▸ Your objective:
Find and copy every line in the records that includes the string "Получение".

▸ Listing:
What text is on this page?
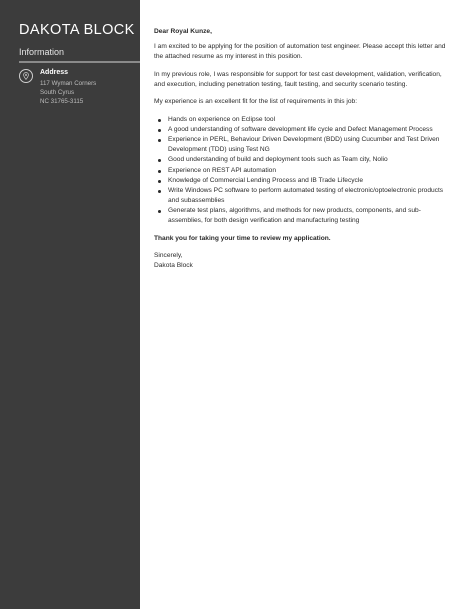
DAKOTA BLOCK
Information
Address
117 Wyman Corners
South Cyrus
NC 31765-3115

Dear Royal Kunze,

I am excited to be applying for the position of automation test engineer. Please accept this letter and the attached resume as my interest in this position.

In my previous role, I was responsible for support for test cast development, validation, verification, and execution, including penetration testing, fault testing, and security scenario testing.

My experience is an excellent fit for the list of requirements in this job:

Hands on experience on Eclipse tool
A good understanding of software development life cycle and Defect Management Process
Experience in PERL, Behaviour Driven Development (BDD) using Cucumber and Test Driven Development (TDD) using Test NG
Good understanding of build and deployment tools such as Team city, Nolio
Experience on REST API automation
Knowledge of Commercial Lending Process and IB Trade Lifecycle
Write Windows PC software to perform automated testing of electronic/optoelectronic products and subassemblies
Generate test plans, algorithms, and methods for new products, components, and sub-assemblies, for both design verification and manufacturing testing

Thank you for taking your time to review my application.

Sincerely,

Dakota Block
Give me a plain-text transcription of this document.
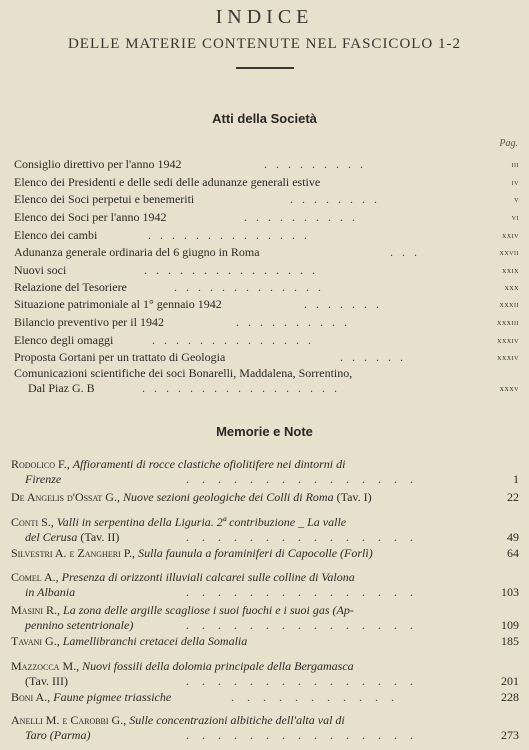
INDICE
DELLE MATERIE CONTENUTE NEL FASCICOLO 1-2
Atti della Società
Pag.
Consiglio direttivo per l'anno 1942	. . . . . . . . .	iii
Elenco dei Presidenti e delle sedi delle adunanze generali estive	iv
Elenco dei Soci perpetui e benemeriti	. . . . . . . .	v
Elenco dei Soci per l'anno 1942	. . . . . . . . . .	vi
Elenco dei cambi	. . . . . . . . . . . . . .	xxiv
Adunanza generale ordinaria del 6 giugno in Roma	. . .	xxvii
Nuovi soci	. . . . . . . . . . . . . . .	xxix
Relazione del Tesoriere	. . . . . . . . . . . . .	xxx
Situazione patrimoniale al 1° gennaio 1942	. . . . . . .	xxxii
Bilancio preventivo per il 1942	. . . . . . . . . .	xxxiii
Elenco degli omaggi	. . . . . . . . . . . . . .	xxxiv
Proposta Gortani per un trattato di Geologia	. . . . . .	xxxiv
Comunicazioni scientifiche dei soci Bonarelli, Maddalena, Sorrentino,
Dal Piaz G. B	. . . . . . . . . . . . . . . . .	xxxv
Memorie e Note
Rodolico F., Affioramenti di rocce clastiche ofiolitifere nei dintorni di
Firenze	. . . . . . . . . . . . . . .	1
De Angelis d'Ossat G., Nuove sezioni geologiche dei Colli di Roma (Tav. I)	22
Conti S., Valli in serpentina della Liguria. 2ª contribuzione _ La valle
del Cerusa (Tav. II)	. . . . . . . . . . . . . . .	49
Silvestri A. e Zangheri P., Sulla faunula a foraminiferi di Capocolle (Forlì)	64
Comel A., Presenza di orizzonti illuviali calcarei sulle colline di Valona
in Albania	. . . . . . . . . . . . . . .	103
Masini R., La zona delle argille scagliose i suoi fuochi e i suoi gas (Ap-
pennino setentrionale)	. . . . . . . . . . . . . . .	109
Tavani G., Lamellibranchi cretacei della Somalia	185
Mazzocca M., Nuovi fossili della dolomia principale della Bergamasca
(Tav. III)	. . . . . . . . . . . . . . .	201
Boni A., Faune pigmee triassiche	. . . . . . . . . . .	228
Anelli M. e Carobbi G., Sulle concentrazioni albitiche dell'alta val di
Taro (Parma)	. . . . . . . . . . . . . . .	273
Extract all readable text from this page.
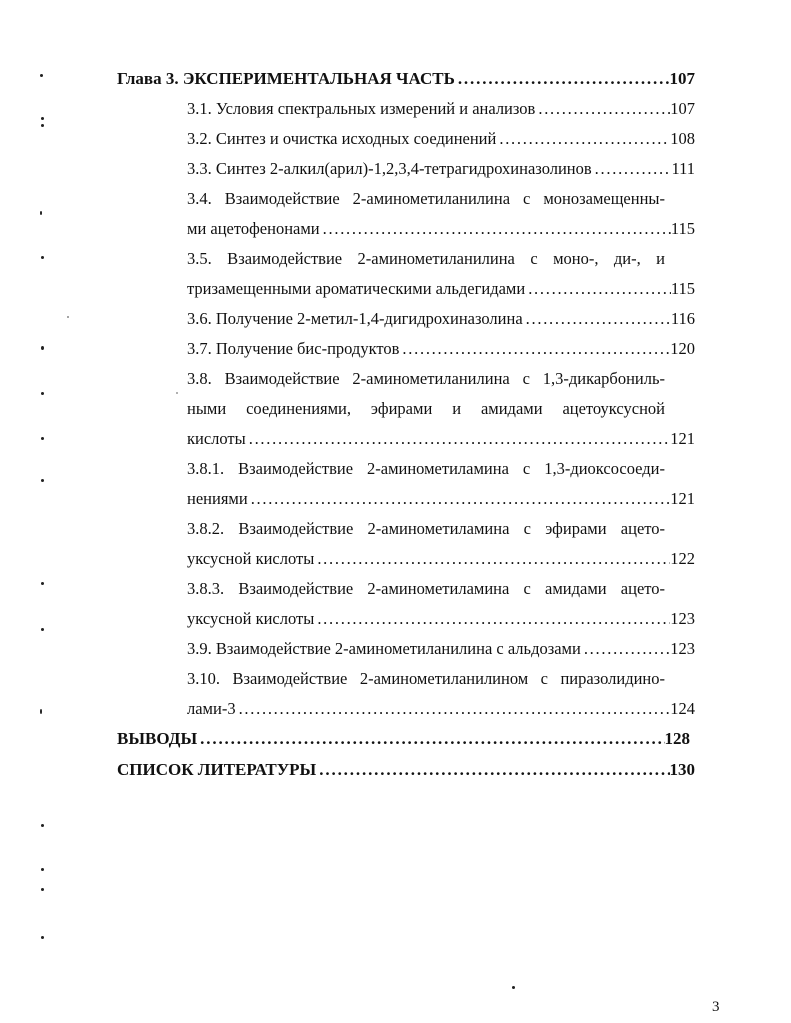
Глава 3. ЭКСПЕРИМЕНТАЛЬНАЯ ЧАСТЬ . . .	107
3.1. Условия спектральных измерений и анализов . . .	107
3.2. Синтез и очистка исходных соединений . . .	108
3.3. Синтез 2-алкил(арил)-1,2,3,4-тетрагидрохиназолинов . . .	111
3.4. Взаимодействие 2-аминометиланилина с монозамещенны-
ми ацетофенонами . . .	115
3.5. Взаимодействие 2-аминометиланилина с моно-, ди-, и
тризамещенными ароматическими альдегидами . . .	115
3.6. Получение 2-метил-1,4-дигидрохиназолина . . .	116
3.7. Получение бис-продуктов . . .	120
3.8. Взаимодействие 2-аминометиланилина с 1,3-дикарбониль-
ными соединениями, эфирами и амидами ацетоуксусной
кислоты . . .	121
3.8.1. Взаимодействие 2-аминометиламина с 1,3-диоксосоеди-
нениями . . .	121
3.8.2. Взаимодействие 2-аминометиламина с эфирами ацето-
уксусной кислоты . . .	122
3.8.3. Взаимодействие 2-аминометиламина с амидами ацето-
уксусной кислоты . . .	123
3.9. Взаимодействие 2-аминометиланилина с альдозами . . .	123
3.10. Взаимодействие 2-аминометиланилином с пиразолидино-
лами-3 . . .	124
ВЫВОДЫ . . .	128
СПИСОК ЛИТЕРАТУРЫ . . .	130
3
==
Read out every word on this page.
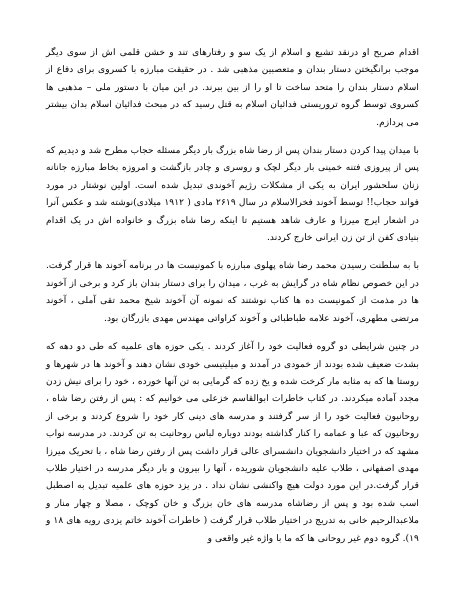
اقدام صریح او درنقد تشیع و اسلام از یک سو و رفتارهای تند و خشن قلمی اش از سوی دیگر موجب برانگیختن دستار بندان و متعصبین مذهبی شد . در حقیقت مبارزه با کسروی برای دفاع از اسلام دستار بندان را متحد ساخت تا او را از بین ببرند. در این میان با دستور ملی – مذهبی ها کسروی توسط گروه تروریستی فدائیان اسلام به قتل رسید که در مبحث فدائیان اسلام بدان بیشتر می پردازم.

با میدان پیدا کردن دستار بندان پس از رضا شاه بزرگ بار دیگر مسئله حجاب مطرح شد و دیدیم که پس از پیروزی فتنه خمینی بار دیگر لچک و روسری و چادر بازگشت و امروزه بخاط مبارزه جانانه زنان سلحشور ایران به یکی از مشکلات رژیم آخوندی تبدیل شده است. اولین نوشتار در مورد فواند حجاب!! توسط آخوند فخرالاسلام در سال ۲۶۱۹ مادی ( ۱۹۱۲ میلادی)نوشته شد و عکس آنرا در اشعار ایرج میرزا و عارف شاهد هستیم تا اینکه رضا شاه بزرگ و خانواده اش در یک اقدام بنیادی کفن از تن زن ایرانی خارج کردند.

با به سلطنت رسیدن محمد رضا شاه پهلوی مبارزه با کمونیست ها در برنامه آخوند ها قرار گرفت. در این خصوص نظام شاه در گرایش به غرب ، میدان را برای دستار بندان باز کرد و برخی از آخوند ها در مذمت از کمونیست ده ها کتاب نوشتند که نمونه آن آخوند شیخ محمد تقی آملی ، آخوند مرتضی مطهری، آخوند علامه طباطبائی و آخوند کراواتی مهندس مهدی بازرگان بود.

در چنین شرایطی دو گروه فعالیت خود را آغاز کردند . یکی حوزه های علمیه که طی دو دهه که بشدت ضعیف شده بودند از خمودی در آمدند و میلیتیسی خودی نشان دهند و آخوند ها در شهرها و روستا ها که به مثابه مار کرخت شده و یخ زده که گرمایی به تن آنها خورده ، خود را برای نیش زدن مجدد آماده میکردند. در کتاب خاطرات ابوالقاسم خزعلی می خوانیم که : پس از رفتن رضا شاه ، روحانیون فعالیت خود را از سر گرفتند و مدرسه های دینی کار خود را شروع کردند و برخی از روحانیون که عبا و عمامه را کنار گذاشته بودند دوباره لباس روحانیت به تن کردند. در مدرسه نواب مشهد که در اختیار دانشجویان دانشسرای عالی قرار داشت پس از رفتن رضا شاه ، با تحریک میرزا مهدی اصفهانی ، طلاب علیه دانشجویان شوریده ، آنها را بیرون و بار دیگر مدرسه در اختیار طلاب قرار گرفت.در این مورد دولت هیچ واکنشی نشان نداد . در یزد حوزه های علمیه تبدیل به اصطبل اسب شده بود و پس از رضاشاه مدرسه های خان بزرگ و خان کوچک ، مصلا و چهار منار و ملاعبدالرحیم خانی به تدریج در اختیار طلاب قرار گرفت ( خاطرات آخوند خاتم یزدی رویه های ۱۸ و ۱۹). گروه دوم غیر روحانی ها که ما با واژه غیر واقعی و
* * *
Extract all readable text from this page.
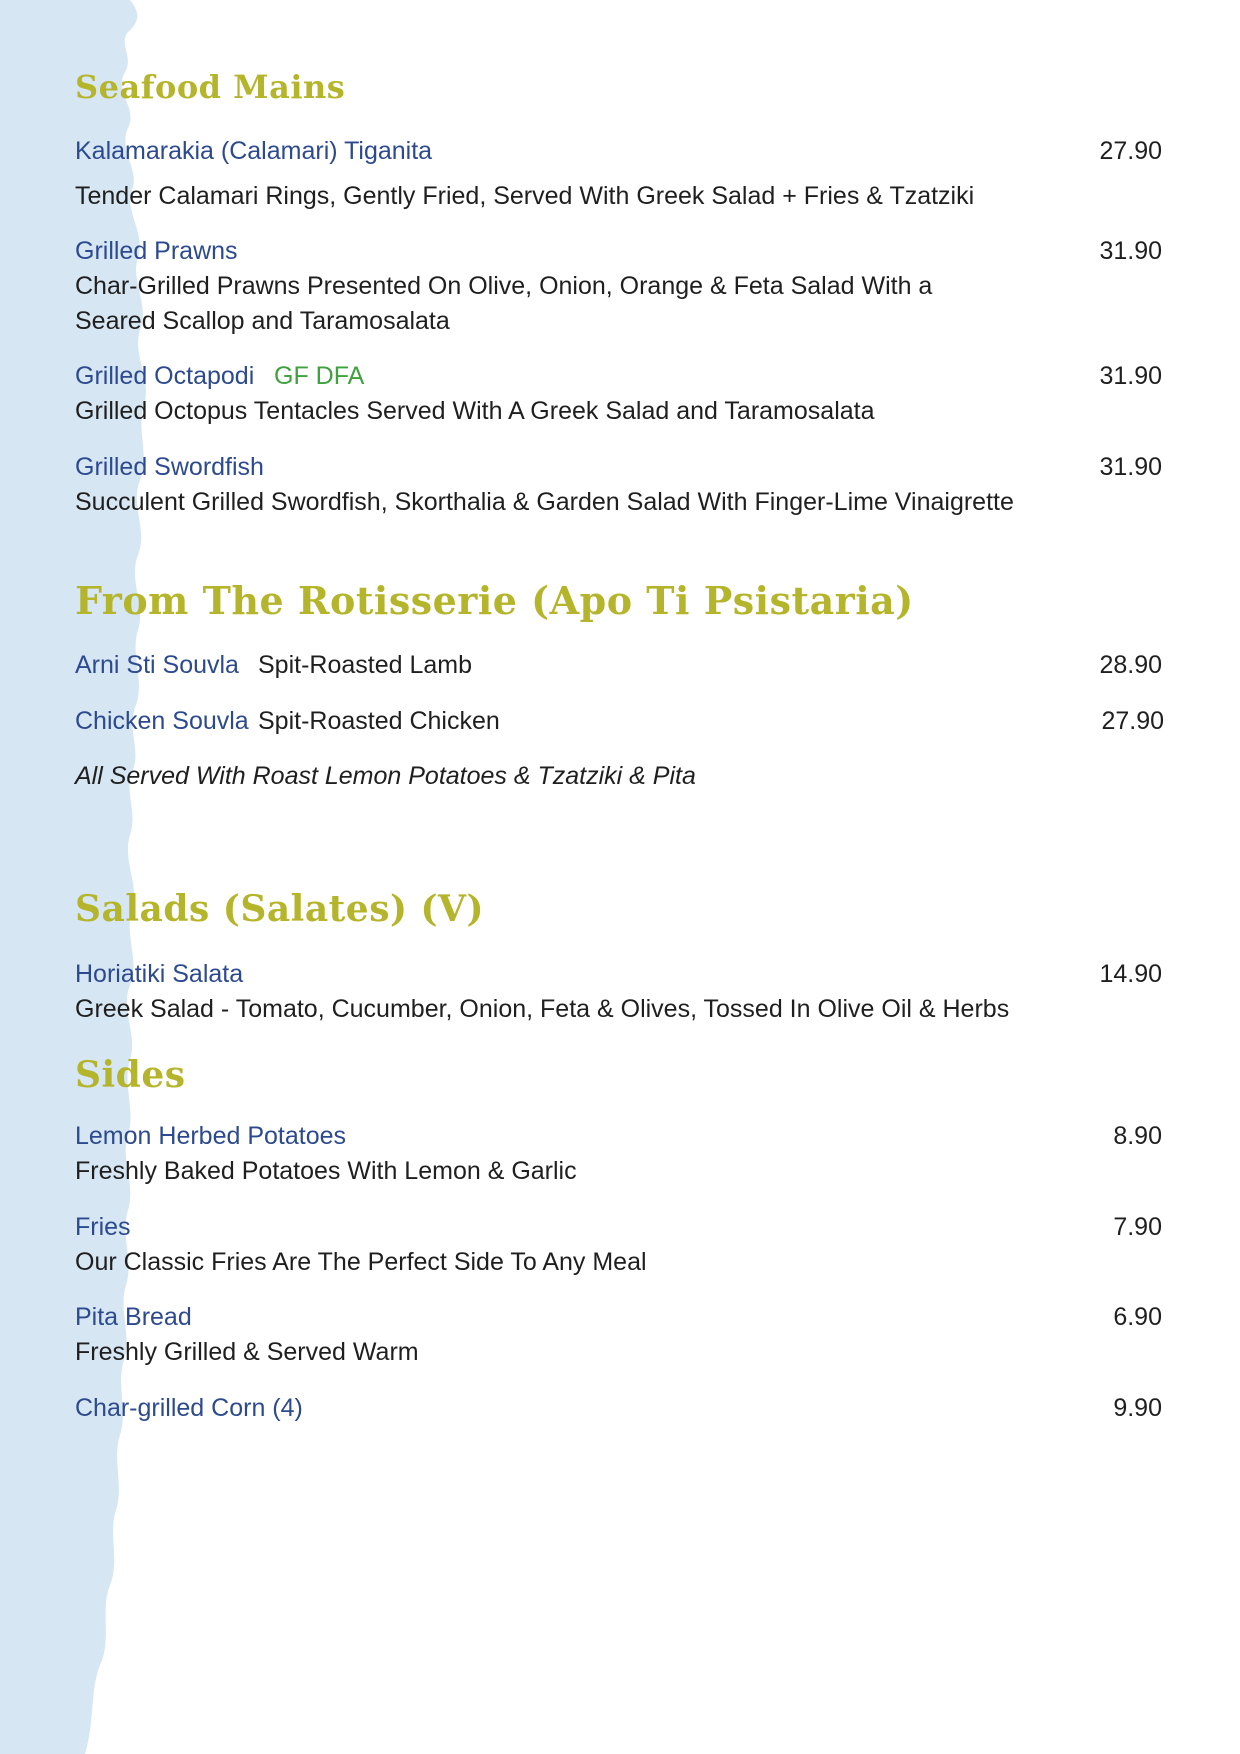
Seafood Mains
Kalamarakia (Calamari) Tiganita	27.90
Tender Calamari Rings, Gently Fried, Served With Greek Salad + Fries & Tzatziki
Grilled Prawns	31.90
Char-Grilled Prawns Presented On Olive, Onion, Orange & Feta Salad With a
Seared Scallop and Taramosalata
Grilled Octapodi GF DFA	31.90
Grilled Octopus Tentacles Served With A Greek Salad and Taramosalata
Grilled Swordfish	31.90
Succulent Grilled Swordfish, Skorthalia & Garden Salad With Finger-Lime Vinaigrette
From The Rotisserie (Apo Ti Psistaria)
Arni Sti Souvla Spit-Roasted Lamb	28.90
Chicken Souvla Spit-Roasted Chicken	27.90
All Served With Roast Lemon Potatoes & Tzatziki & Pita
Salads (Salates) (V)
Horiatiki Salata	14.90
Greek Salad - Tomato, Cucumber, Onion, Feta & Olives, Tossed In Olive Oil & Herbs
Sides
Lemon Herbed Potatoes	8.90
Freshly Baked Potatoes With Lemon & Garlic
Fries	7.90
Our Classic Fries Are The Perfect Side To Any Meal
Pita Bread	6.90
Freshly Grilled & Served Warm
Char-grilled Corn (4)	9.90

▸ Written response:
3.6. Получение 2-метил-1,4-дигидрохиназолина . . .	116
3.7. Получение бис-продуктов . . .	120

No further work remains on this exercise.